● **AVAILABLE RECORDS**
Start
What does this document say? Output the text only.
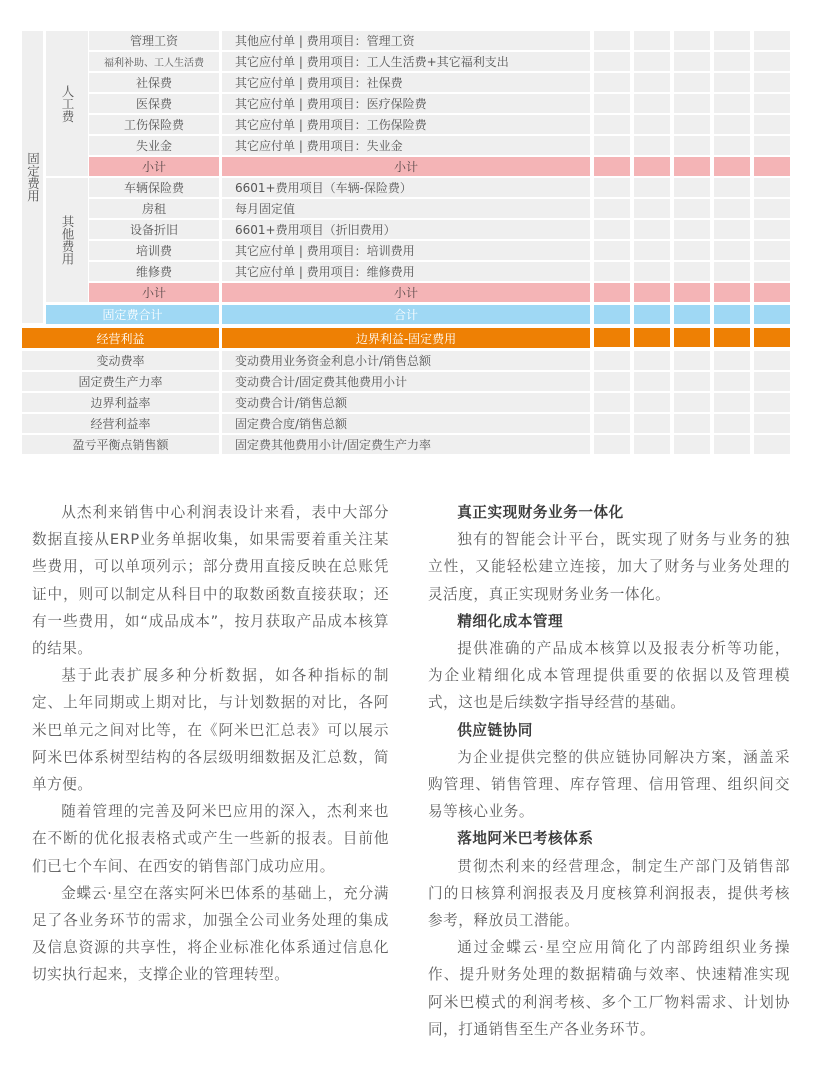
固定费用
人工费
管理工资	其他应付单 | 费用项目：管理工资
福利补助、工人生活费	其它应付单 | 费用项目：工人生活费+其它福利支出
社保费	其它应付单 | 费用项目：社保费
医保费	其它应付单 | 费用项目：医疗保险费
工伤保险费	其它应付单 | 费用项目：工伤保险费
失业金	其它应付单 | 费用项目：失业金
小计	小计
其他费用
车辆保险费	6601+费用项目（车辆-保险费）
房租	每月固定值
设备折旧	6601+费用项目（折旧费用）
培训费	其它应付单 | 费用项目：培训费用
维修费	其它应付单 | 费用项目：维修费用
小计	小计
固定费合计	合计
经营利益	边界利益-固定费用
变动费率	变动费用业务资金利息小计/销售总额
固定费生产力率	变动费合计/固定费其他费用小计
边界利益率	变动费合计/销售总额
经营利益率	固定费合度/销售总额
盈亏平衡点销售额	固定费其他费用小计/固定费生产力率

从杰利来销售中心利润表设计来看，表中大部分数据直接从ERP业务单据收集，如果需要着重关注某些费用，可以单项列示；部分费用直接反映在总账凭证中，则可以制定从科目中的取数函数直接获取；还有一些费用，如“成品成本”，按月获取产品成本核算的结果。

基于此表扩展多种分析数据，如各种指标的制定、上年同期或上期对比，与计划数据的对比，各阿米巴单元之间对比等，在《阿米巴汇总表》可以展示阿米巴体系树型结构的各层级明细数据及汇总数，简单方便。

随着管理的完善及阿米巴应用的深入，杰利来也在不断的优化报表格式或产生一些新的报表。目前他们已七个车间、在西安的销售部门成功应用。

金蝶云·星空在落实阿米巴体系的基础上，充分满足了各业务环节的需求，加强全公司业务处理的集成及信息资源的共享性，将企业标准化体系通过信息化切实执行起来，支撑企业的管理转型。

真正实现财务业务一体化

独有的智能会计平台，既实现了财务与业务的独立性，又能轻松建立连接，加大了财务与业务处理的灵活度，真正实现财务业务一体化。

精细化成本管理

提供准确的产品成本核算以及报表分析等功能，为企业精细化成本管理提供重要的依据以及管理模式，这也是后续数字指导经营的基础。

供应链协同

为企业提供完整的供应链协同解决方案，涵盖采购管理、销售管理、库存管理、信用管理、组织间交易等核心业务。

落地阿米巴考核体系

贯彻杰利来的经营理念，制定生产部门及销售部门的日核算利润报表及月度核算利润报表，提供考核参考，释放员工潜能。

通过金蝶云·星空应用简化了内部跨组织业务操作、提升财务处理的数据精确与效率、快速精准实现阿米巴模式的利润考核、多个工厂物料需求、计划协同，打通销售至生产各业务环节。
End
Start
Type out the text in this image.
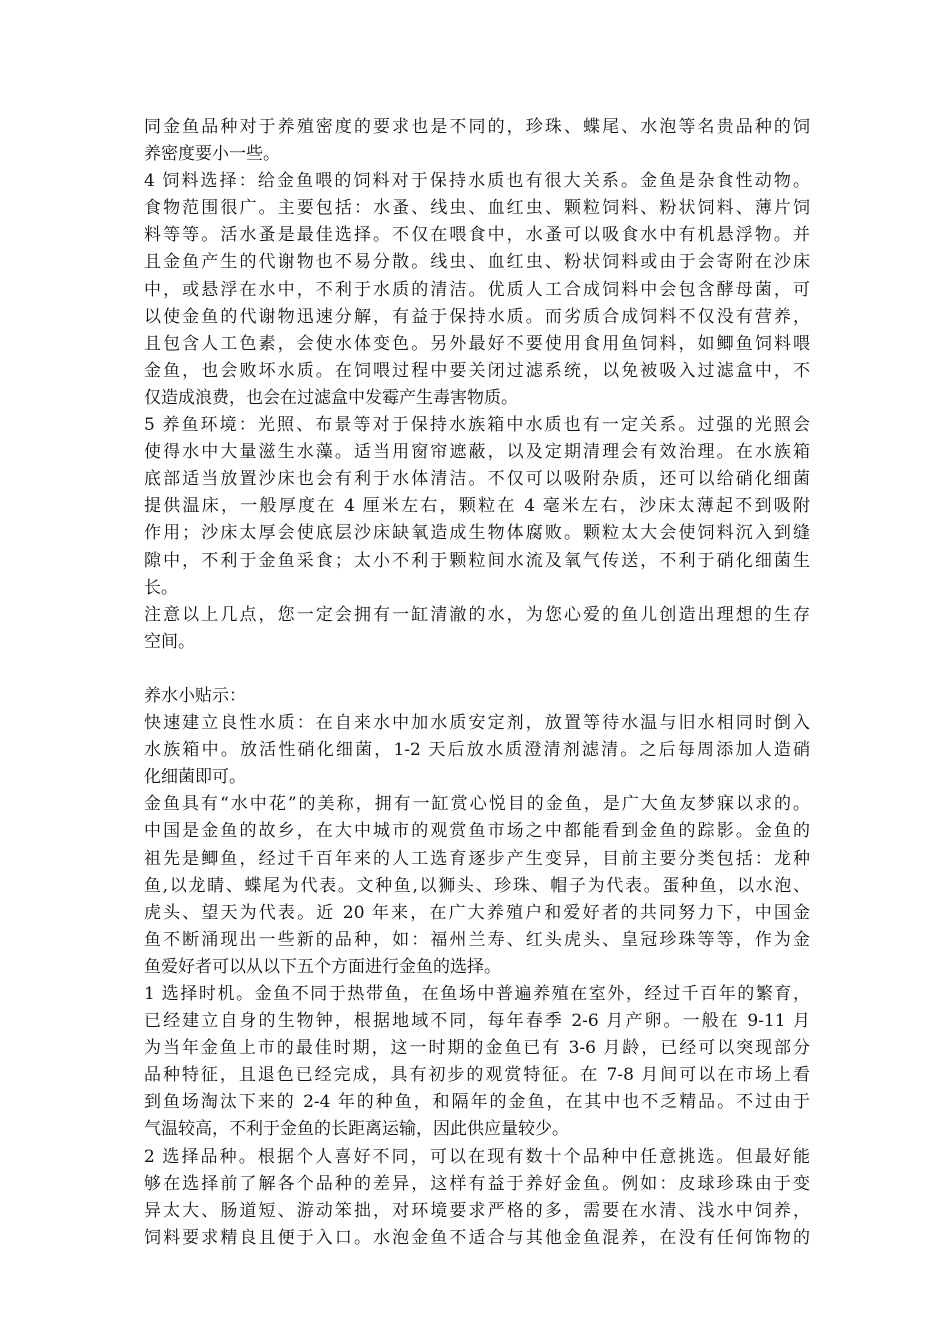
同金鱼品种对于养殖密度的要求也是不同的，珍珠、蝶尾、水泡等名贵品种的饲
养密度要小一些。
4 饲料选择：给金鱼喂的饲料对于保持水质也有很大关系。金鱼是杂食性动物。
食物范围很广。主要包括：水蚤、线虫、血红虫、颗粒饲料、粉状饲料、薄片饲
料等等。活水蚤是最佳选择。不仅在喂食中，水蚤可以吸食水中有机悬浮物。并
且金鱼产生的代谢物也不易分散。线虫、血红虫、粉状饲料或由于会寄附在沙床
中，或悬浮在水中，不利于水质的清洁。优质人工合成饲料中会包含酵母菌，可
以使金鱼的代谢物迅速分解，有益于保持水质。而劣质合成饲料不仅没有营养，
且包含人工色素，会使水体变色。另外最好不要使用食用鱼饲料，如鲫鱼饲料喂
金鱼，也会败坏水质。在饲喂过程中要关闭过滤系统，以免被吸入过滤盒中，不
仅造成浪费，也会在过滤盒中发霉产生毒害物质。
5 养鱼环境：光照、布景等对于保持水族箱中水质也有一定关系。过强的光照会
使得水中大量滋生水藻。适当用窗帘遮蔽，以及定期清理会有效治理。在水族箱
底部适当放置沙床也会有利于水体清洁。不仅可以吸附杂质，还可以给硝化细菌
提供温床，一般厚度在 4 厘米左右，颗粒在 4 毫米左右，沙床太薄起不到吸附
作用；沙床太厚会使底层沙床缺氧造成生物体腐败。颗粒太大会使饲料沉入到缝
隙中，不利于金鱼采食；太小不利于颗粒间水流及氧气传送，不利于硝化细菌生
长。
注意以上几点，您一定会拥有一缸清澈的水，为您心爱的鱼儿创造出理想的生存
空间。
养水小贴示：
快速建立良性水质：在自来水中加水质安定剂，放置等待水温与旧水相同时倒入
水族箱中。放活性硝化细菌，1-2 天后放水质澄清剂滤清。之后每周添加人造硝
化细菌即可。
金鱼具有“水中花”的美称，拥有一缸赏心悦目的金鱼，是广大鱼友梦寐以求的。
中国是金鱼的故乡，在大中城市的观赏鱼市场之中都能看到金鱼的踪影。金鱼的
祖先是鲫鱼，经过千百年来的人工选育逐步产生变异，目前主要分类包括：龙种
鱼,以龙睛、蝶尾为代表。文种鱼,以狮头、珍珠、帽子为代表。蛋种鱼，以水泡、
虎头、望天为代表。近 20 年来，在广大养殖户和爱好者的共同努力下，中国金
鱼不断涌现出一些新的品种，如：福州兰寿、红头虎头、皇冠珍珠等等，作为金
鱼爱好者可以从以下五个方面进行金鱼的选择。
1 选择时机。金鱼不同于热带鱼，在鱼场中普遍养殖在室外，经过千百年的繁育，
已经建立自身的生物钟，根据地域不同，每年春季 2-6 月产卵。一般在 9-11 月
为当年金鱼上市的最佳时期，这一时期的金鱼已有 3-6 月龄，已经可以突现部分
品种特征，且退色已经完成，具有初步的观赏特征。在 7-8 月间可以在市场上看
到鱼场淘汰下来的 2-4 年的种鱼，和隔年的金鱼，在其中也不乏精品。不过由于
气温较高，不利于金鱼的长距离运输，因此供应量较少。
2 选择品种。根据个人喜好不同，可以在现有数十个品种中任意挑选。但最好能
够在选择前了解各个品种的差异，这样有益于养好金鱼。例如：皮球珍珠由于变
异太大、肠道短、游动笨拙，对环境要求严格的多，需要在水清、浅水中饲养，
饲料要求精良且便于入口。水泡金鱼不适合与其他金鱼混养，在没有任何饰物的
End
● **STATED PROBLEM**
Across all the entries, count the lines that contain the word "费用项目" and give the number by itself.

● **EXERCISE RESPONSE**
10